§ **DIRECTIONS FOR THIS TASK**
Copy each line in which the string "degrees" occurs.

§ **DATA EXCERPTS**

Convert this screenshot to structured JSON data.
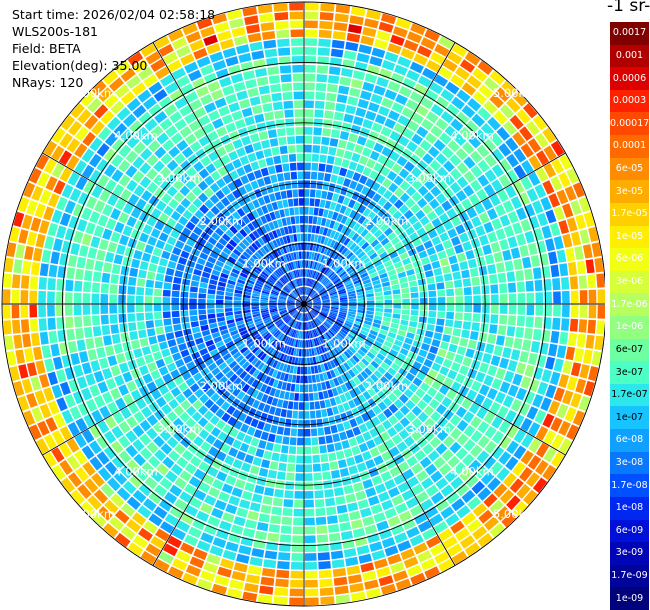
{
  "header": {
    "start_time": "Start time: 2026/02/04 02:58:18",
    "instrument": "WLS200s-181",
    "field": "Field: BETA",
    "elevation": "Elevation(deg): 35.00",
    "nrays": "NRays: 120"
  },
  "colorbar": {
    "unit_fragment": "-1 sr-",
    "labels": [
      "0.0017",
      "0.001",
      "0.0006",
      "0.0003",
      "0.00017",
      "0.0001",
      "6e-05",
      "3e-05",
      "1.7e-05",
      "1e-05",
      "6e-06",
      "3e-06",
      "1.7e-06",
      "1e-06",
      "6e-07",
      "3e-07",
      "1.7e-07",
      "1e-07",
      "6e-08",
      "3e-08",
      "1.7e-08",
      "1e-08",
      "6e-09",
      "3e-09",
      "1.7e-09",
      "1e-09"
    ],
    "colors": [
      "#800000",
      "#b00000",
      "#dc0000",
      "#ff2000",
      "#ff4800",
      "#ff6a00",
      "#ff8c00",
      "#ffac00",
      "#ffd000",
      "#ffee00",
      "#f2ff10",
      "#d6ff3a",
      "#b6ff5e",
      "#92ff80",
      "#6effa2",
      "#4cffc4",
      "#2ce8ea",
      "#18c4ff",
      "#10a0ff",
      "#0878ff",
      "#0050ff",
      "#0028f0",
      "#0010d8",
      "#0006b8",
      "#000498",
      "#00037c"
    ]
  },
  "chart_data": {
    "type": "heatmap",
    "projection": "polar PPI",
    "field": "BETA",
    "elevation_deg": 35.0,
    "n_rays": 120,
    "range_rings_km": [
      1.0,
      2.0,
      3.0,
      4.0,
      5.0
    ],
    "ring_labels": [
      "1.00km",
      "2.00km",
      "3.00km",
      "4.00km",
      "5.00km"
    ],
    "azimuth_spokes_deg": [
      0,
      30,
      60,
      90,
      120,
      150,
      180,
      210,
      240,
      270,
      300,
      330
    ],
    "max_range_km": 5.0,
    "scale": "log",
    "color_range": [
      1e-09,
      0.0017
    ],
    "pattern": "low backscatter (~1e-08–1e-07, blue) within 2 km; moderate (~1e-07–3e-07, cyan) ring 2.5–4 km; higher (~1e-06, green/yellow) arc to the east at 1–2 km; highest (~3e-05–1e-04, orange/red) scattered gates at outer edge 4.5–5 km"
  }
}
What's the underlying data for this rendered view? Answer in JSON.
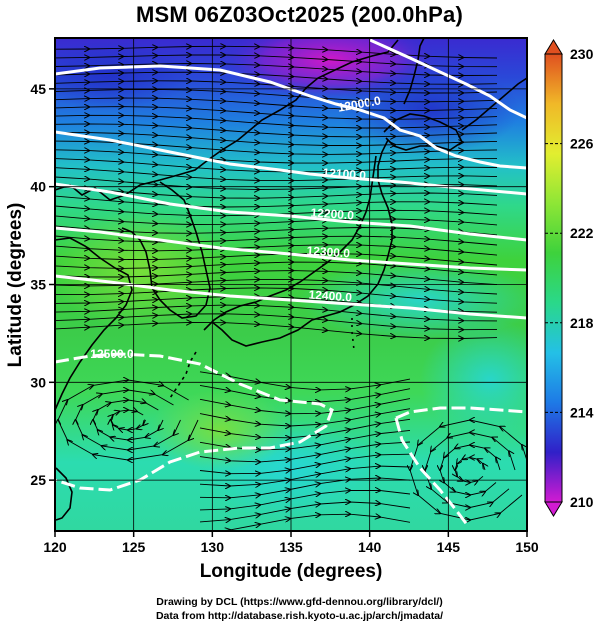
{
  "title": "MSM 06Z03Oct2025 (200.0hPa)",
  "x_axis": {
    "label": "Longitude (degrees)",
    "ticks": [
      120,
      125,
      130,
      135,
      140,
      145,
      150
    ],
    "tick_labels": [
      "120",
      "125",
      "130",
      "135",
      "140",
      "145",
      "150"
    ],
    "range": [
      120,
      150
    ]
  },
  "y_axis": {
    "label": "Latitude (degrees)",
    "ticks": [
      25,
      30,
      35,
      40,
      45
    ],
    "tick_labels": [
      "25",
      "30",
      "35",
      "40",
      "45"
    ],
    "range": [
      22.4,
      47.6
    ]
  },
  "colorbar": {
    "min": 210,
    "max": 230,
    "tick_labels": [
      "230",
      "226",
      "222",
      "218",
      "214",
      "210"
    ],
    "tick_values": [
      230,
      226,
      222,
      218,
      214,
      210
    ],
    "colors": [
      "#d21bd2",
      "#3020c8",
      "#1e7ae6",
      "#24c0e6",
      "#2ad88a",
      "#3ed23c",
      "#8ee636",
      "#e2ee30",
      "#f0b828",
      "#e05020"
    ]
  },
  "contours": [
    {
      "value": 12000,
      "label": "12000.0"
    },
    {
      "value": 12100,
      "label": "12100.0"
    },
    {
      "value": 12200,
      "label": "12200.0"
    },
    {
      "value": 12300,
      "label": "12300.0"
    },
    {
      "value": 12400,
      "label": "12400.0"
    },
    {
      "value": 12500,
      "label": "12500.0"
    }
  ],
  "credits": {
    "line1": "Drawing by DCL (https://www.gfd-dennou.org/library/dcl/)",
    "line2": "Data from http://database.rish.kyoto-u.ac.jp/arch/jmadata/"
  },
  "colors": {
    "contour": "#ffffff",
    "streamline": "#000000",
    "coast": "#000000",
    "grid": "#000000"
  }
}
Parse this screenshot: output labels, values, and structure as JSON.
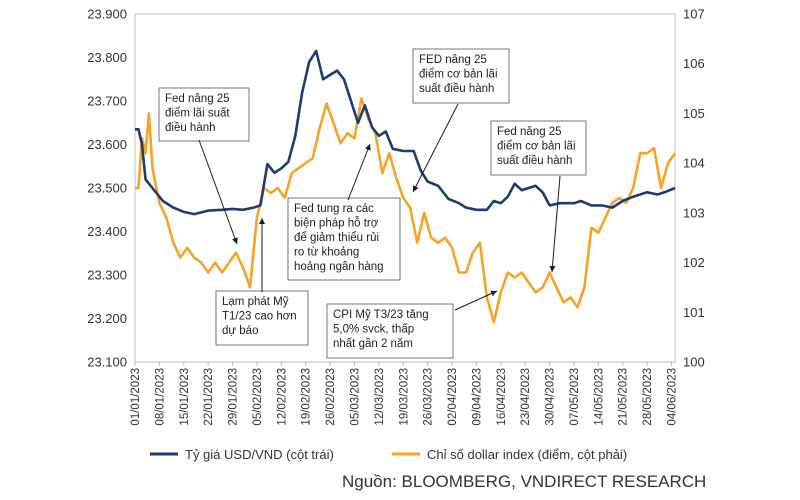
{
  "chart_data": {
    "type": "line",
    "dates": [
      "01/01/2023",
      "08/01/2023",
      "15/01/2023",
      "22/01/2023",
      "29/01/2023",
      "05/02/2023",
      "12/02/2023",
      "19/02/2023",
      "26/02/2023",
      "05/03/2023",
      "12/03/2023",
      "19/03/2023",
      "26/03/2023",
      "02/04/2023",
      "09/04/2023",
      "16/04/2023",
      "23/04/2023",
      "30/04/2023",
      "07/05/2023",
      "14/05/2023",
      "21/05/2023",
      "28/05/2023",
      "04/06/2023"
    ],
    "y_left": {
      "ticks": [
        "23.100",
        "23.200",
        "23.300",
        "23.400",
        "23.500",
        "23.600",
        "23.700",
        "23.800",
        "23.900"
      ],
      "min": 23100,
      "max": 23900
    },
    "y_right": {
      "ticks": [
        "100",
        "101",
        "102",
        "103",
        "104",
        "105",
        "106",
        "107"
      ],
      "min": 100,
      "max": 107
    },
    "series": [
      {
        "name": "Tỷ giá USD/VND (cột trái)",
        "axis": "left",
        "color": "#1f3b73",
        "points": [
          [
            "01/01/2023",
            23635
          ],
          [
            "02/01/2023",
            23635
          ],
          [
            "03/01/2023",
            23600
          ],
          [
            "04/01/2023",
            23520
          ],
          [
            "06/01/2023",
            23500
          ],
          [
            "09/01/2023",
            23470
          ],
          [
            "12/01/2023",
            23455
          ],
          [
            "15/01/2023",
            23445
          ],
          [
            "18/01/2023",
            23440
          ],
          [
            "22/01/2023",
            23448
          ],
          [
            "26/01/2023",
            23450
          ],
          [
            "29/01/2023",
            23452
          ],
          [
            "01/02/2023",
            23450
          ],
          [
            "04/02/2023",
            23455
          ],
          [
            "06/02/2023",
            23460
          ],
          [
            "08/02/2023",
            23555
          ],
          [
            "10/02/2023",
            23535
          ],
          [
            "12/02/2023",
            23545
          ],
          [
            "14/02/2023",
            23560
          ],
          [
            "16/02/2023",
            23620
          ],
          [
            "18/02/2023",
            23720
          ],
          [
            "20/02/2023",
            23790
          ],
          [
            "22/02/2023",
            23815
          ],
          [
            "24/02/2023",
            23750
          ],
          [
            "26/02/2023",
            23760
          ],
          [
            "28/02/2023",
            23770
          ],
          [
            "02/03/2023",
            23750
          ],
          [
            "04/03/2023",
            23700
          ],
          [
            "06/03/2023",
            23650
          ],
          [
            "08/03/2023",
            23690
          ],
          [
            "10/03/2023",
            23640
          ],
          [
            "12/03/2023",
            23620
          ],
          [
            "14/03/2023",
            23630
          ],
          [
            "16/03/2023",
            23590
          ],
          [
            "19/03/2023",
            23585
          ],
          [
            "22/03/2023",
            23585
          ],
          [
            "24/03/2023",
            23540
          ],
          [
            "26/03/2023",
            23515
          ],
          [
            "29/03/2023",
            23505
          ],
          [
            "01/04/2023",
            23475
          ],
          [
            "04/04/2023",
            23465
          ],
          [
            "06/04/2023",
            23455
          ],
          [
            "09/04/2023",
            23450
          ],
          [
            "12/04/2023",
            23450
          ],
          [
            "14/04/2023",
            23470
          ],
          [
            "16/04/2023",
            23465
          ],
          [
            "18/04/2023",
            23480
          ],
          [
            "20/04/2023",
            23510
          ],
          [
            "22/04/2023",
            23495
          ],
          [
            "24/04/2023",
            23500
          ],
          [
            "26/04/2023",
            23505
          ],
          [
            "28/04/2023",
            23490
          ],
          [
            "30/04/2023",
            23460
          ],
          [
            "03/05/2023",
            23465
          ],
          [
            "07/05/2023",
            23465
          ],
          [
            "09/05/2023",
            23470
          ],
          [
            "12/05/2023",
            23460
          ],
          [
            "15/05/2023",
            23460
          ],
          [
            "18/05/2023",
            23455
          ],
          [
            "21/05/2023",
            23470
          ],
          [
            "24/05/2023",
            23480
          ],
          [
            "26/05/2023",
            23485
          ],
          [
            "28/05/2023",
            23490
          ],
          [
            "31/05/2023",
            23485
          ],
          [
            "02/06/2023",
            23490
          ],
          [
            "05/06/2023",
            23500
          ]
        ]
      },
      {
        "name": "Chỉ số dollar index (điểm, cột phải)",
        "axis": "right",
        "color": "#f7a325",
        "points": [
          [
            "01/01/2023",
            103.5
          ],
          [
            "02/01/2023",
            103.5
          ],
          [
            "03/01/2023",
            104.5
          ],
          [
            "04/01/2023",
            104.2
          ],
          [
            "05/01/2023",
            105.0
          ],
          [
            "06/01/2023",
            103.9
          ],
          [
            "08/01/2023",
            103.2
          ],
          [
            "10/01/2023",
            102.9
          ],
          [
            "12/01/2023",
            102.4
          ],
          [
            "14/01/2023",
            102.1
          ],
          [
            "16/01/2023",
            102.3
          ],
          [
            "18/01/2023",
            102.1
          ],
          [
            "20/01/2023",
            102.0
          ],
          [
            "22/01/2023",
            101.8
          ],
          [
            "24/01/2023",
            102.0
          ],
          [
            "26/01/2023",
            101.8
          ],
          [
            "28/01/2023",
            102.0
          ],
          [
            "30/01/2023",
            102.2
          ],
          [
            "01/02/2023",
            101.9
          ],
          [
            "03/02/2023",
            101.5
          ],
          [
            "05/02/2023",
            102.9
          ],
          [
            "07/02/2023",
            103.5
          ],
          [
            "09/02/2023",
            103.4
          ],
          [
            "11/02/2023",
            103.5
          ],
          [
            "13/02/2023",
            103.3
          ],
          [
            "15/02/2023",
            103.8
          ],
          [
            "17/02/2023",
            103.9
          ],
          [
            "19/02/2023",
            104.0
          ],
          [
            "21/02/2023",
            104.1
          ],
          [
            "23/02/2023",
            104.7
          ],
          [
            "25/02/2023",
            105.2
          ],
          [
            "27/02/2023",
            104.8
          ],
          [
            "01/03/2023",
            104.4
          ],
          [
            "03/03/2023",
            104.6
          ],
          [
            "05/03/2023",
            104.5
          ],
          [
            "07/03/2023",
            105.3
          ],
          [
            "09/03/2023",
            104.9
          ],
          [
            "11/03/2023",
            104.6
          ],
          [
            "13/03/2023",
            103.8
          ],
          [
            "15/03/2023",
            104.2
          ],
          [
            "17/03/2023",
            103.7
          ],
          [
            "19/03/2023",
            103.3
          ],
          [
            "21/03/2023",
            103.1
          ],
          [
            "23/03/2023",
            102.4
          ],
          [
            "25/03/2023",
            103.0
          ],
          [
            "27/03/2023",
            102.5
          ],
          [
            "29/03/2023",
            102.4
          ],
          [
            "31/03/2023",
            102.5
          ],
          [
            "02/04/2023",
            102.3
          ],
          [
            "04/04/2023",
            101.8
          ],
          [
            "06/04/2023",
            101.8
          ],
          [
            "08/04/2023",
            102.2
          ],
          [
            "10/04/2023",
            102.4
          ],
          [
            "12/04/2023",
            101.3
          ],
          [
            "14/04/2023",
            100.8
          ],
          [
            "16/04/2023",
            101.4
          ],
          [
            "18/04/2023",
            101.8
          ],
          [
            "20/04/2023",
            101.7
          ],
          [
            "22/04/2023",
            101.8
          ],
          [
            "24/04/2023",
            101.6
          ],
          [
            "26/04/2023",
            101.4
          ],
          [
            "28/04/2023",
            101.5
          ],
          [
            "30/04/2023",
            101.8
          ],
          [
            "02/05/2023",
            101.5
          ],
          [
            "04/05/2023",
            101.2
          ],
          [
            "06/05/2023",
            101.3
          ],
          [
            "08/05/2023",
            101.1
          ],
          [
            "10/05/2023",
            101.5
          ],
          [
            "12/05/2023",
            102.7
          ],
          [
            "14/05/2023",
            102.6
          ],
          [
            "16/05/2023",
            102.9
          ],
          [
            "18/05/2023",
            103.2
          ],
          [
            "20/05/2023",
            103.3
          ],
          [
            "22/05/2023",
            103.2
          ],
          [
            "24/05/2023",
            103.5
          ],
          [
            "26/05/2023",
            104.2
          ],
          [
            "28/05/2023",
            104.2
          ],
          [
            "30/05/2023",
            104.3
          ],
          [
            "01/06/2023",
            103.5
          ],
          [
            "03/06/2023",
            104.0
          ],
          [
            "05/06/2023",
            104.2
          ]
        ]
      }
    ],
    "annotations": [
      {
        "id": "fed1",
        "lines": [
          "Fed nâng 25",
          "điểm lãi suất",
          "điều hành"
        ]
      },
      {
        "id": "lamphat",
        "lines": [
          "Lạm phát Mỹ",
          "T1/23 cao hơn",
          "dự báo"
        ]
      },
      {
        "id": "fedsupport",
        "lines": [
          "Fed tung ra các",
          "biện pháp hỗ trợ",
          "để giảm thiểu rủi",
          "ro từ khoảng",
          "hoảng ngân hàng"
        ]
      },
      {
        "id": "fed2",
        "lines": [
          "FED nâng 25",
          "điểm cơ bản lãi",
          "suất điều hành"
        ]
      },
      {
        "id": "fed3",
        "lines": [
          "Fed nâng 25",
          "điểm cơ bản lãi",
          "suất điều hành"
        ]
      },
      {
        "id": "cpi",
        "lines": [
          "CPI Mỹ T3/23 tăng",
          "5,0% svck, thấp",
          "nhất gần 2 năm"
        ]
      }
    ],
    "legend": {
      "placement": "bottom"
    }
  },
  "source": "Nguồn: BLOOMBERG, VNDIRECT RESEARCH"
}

§ **ANSWER FOR THE TASK**
    "label": "Longitude (degrees)",
    "label": "Latitude (degrees)",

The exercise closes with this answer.